Part of a data file:
* BEGIN *
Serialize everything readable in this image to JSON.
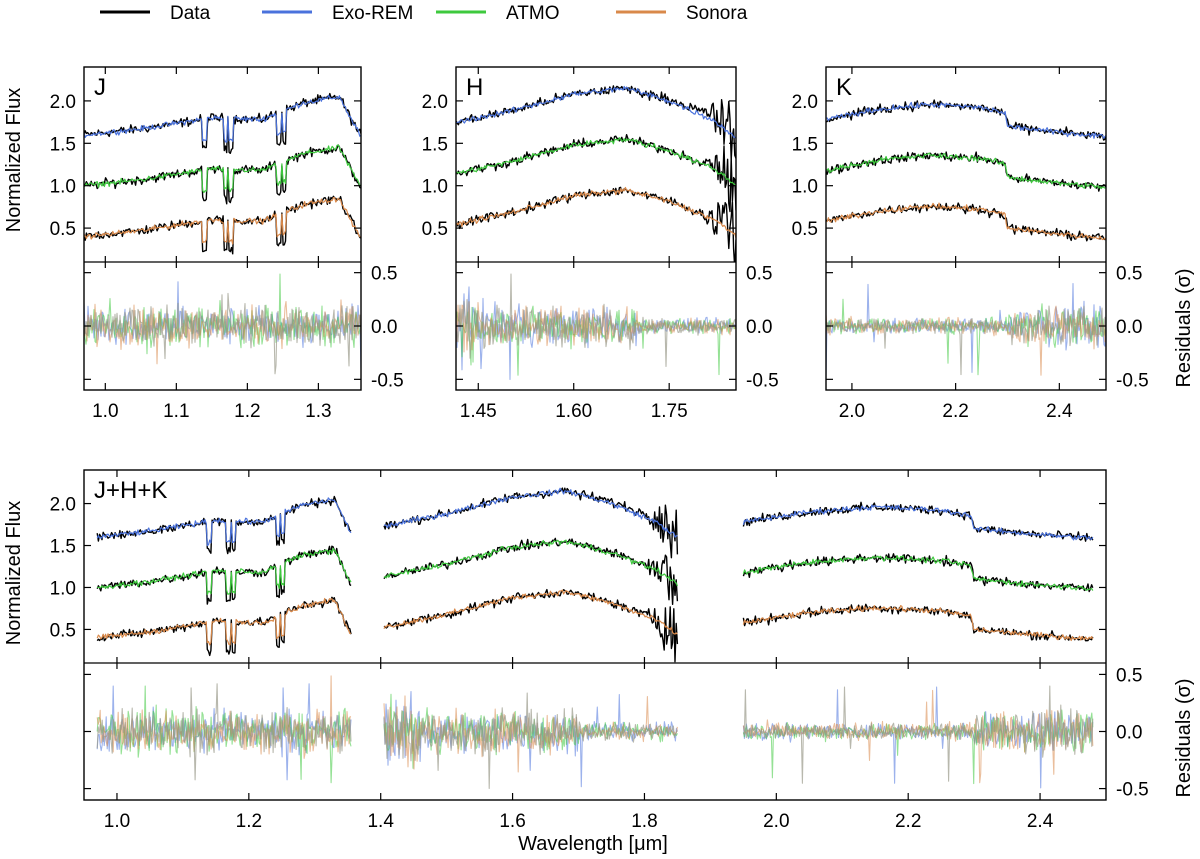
{
  "legend": [
    {
      "label": "Data",
      "color": "#000000"
    },
    {
      "label": "Exo-REM",
      "color": "#4a72dc"
    },
    {
      "label": "ATMO",
      "color": "#3ec93e"
    },
    {
      "label": "Sonora",
      "color": "#d9894a"
    }
  ],
  "axes": {
    "flux_label": "Normalized Flux",
    "residual_label": "Residuals (σ)",
    "x_label": "Wavelength [μm]"
  },
  "chart_data": [
    {
      "type": "line",
      "panel": "J",
      "xlim": [
        0.97,
        1.36
      ],
      "x_ticks": [
        "1.0",
        "1.1",
        "1.2",
        "1.3"
      ],
      "flux_ylim": [
        0.1,
        2.4
      ],
      "flux_ticks": [
        "0.5",
        "1.0",
        "1.5",
        "2.0"
      ],
      "residual_ylim": [
        -0.6,
        0.6
      ],
      "residual_ticks": [
        "-0.5",
        "0.0",
        "0.5"
      ],
      "segments": [
        [
          0.97,
          1.36
        ]
      ],
      "series": [
        {
          "name": "Data",
          "color": "#000000",
          "offset": 1.2,
          "shape": [
            [
              0.97,
              0.4
            ],
            [
              1.05,
              0.47
            ],
            [
              1.15,
              0.6
            ],
            [
              1.22,
              0.58
            ],
            [
              1.28,
              0.78
            ],
            [
              1.33,
              0.85
            ],
            [
              1.345,
              0.6
            ],
            [
              1.36,
              0.38
            ]
          ]
        },
        {
          "name": "Exo-REM",
          "color": "#4a72dc",
          "offset": 1.2
        },
        {
          "name": "Data",
          "color": "#000000",
          "offset": 0.6
        },
        {
          "name": "ATMO",
          "color": "#3ec93e",
          "offset": 0.6
        },
        {
          "name": "Data",
          "color": "#000000",
          "offset": 0.0
        },
        {
          "name": "Sonora",
          "color": "#d9894a",
          "offset": 0.0
        }
      ]
    },
    {
      "type": "line",
      "panel": "H",
      "xlim": [
        1.415,
        1.855
      ],
      "x_ticks": [
        "1.45",
        "1.60",
        "1.75"
      ],
      "flux_ylim": [
        0.1,
        2.4
      ],
      "flux_ticks": [
        "0.5",
        "1.0",
        "1.5",
        "2.0"
      ],
      "residual_ylim": [
        -0.6,
        0.6
      ],
      "residual_ticks": [
        "-0.5",
        "0.0",
        "0.5"
      ],
      "segments": [
        [
          1.415,
          1.855
        ]
      ],
      "series": [
        {
          "name": "Data",
          "color": "#000000",
          "offset": 1.2,
          "shape": [
            [
              1.415,
              0.55
            ],
            [
              1.5,
              0.68
            ],
            [
              1.6,
              0.88
            ],
            [
              1.68,
              0.95
            ],
            [
              1.75,
              0.82
            ],
            [
              1.82,
              0.62
            ],
            [
              1.855,
              0.4
            ]
          ]
        },
        {
          "name": "Exo-REM",
          "color": "#4a72dc",
          "offset": 1.2
        },
        {
          "name": "Data",
          "color": "#000000",
          "offset": 0.6
        },
        {
          "name": "ATMO",
          "color": "#3ec93e",
          "offset": 0.6
        },
        {
          "name": "Data",
          "color": "#000000",
          "offset": 0.0
        },
        {
          "name": "Sonora",
          "color": "#d9894a",
          "offset": 0.0
        }
      ]
    },
    {
      "type": "line",
      "panel": "K",
      "xlim": [
        1.95,
        2.49
      ],
      "x_ticks": [
        "2.0",
        "2.2",
        "2.4"
      ],
      "flux_ylim": [
        0.1,
        2.4
      ],
      "flux_ticks": [
        "0.5",
        "1.0",
        "1.5",
        "2.0"
      ],
      "residual_ylim": [
        -0.6,
        0.6
      ],
      "residual_ticks": [
        "-0.5",
        "0.0",
        "0.5"
      ],
      "segments": [
        [
          1.95,
          2.49
        ]
      ],
      "series": [
        {
          "name": "Data",
          "color": "#000000",
          "offset": 1.2,
          "shape": [
            [
              1.95,
              0.58
            ],
            [
              2.05,
              0.7
            ],
            [
              2.15,
              0.76
            ],
            [
              2.25,
              0.72
            ],
            [
              2.295,
              0.66
            ],
            [
              2.3,
              0.5
            ],
            [
              2.4,
              0.43
            ],
            [
              2.49,
              0.38
            ]
          ]
        },
        {
          "name": "Exo-REM",
          "color": "#4a72dc",
          "offset": 1.2
        },
        {
          "name": "Data",
          "color": "#000000",
          "offset": 0.6
        },
        {
          "name": "ATMO",
          "color": "#3ec93e",
          "offset": 0.6
        },
        {
          "name": "Data",
          "color": "#000000",
          "offset": 0.0
        },
        {
          "name": "Sonora",
          "color": "#d9894a",
          "offset": 0.0
        }
      ]
    },
    {
      "type": "line",
      "panel": "J+H+K",
      "xlim": [
        0.95,
        2.5
      ],
      "x_ticks": [
        "1.0",
        "1.2",
        "1.4",
        "1.6",
        "1.8",
        "2.0",
        "2.2",
        "2.4"
      ],
      "flux_ylim": [
        0.1,
        2.4
      ],
      "flux_ticks": [
        "0.5",
        "1.0",
        "1.5",
        "2.0"
      ],
      "residual_ylim": [
        -0.6,
        0.6
      ],
      "residual_ticks": [
        "-0.5",
        "0.0",
        "0.5"
      ],
      "segments": [
        [
          0.97,
          1.355
        ],
        [
          1.405,
          1.85
        ],
        [
          1.95,
          2.48
        ]
      ],
      "series": [
        {
          "name": "Data",
          "color": "#000000",
          "offset": 1.2
        },
        {
          "name": "Exo-REM",
          "color": "#4a72dc",
          "offset": 1.2
        },
        {
          "name": "Data",
          "color": "#000000",
          "offset": 0.6
        },
        {
          "name": "ATMO",
          "color": "#3ec93e",
          "offset": 0.6
        },
        {
          "name": "Data",
          "color": "#000000",
          "offset": 0.0
        },
        {
          "name": "Sonora",
          "color": "#d9894a",
          "offset": 0.0
        }
      ]
    }
  ]
}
* END *
=== PROBLEM TO WORK ON ===
Output the lines above in full and exactly as given, omitting any pictures.

=== EXERCISE ANSWER ===
Serialize everything readable in this image to JSON.
{
  "legend": [
    {
      "label": "Data",
      "color": "#000000"
    },
    {
      "label": "Exo-REM",
      "color": "#4a72dc"
    },
    {
      "label": "ATMO",
      "color": "#3ec93e"
    },
    {
      "label": "Sonora",
      "color": "#d9894a"
    }
  ],
  "axes": {
    "flux_label": "Normalized Flux",
    "residual_label": "Residuals (σ)",
    "x_label": "Wavelength [μm]"
  },
  "chart_data": [
    {
      "type": "line",
      "panel": "J",
      "xlim": [
        0.97,
        1.36
      ],
      "x_ticks": [
        "1.0",
        "1.1",
        "1.2",
        "1.3"
      ],
      "flux_ylim": [
        0.1,
        2.4
      ],
      "flux_ticks": [
        "0.5",
        "1.0",
        "1.5",
        "2.0"
      ],
      "residual_ylim": [
        -0.6,
        0.6
      ],
      "residual_ticks": [
        "-0.5",
        "0.0",
        "0.5"
      ],
      "segments": [
        [
          0.97,
          1.36
        ]
      ],
      "series": [
        {
          "name": "Data",
          "color": "#000000",
          "offset": 1.2,
          "shape": [
            [
              0.97,
              0.4
            ],
            [
              1.05,
              0.47
            ],
            [
              1.15,
              0.6
            ],
            [
              1.22,
              0.58
            ],
            [
              1.28,
              0.78
            ],
            [
              1.33,
              0.85
            ],
            [
              1.345,
              0.6
            ],
            [
              1.36,
              0.38
            ]
          ]
        },
        {
          "name": "Exo-REM",
          "color": "#4a72dc",
          "offset": 1.2
        },
        {
          "name": "Data",
          "color": "#000000",
          "offset": 0.6
        },
        {
          "name": "ATMO",
          "color": "#3ec93e",
          "offset": 0.6
        },
        {
          "name": "Data",
          "color": "#000000",
          "offset": 0.0
        },
        {
          "name": "Sonora",
          "color": "#d9894a",
          "offset": 0.0
        }
      ]
    },
    {
      "type": "line",
      "panel": "H",
      "xlim": [
        1.415,
        1.855
      ],
      "x_ticks": [
        "1.45",
        "1.60",
        "1.75"
      ],
      "flux_ylim": [
        0.1,
        2.4
      ],
      "flux_ticks": [
        "0.5",
        "1.0",
        "1.5",
        "2.0"
      ],
      "residual_ylim": [
        -0.6,
        0.6
      ],
      "residual_ticks": [
        "-0.5",
        "0.0",
        "0.5"
      ],
      "segments": [
        [
          1.415,
          1.855
        ]
      ],
      "series": [
        {
          "name": "Data",
          "color": "#000000",
          "offset": 1.2,
          "shape": [
            [
              1.415,
              0.55
            ],
            [
              1.5,
              0.68
            ],
            [
              1.6,
              0.88
            ],
            [
              1.68,
              0.95
            ],
            [
              1.75,
              0.82
            ],
            [
              1.82,
              0.62
            ],
            [
              1.855,
              0.4
            ]
          ]
        },
        {
          "name": "Exo-REM",
          "color": "#4a72dc",
          "offset": 1.2
        },
        {
          "name": "Data",
          "color": "#000000",
          "offset": 0.6
        },
        {
          "name": "ATMO",
          "color": "#3ec93e",
          "offset": 0.6
        },
        {
          "name": "Data",
          "color": "#000000",
          "offset": 0.0
        },
        {
          "name": "Sonora",
          "color": "#d9894a",
          "offset": 0.0
        }
      ]
    },
    {
      "type": "line",
      "panel": "K",
      "xlim": [
        1.95,
        2.49
      ],
      "x_ticks": [
        "2.0",
        "2.2",
        "2.4"
      ],
      "flux_ylim": [
        0.1,
        2.4
      ],
      "flux_ticks": [
        "0.5",
        "1.0",
        "1.5",
        "2.0"
      ],
      "residual_ylim": [
        -0.6,
        0.6
      ],
      "residual_ticks": [
        "-0.5",
        "0.0",
        "0.5"
      ],
      "segments": [
        [
          1.95,
          2.49
        ]
      ],
      "series": [
        {
          "name": "Data",
          "color": "#000000",
          "offset": 1.2,
          "shape": [
            [
              1.95,
              0.58
            ],
            [
              2.05,
              0.7
            ],
            [
              2.15,
              0.76
            ],
            [
              2.25,
              0.72
            ],
            [
              2.295,
              0.66
            ],
            [
              2.3,
              0.5
            ],
            [
              2.4,
              0.43
            ],
            [
              2.49,
              0.38
            ]
          ]
        },
        {
          "name": "Exo-REM",
          "color": "#4a72dc",
          "offset": 1.2
        },
        {
          "name": "Data",
          "color": "#000000",
          "offset": 0.6
        },
        {
          "name": "ATMO",
          "color": "#3ec93e",
          "offset": 0.6
        },
        {
          "name": "Data",
          "color": "#000000",
          "offset": 0.0
        },
        {
          "name": "Sonora",
          "color": "#d9894a",
          "offset": 0.0
        }
      ]
    },
    {
      "type": "line",
      "panel": "J+H+K",
      "xlim": [
        0.95,
        2.5
      ],
      "x_ticks": [
        "1.0",
        "1.2",
        "1.4",
        "1.6",
        "1.8",
        "2.0",
        "2.2",
        "2.4"
      ],
      "flux_ylim": [
        0.1,
        2.4
      ],
      "flux_ticks": [
        "0.5",
        "1.0",
        "1.5",
        "2.0"
      ],
      "residual_ylim": [
        -0.6,
        0.6
      ],
      "residual_ticks": [
        "-0.5",
        "0.0",
        "0.5"
      ],
      "segments": [
        [
          0.97,
          1.355
        ],
        [
          1.405,
          1.85
        ],
        [
          1.95,
          2.48
        ]
      ],
      "series": [
        {
          "name": "Data",
          "color": "#000000",
          "offset": 1.2
        },
        {
          "name": "Exo-REM",
          "color": "#4a72dc",
          "offset": 1.2
        },
        {
          "name": "Data",
          "color": "#000000",
          "offset": 0.6
        },
        {
          "name": "ATMO",
          "color": "#3ec93e",
          "offset": 0.6
        },
        {
          "name": "Data",
          "color": "#000000",
          "offset": 0.0
        },
        {
          "name": "Sonora",
          "color": "#d9894a",
          "offset": 0.0
        }
      ]
    }
  ]
}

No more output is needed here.